Show every line that has the string "Prof" in it.

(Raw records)
::::
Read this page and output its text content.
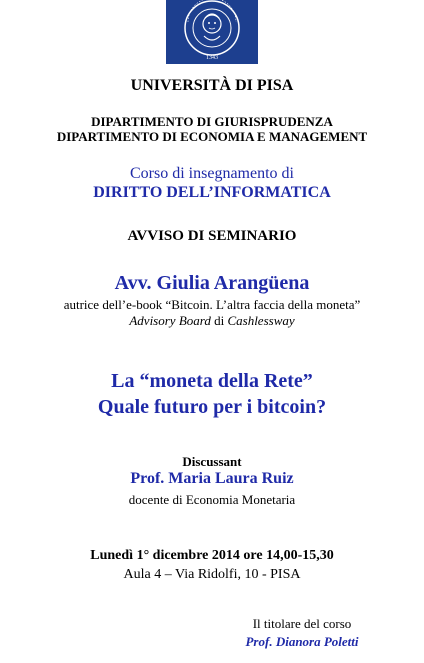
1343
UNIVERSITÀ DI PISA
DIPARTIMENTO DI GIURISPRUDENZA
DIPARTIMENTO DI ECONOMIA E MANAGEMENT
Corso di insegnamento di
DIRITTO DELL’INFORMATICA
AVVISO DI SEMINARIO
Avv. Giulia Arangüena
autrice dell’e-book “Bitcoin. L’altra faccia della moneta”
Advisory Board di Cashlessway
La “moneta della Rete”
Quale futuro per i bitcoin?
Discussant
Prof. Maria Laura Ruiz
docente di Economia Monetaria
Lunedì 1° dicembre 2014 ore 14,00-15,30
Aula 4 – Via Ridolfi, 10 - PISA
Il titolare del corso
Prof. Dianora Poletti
::::
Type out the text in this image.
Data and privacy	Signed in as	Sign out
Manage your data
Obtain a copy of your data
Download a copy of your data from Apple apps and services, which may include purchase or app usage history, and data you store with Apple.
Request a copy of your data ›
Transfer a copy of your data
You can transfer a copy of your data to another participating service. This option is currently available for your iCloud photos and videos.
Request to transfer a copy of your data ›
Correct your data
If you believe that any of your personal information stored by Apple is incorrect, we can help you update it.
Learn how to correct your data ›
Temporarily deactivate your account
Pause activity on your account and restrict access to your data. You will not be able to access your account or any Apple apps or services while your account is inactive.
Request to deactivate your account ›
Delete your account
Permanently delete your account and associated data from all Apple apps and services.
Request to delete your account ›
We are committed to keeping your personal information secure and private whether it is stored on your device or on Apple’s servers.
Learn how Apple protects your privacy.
::::
TASK RESPONSE:
Prof. Maria Laura Ruiz
Prof. Dianora Poletti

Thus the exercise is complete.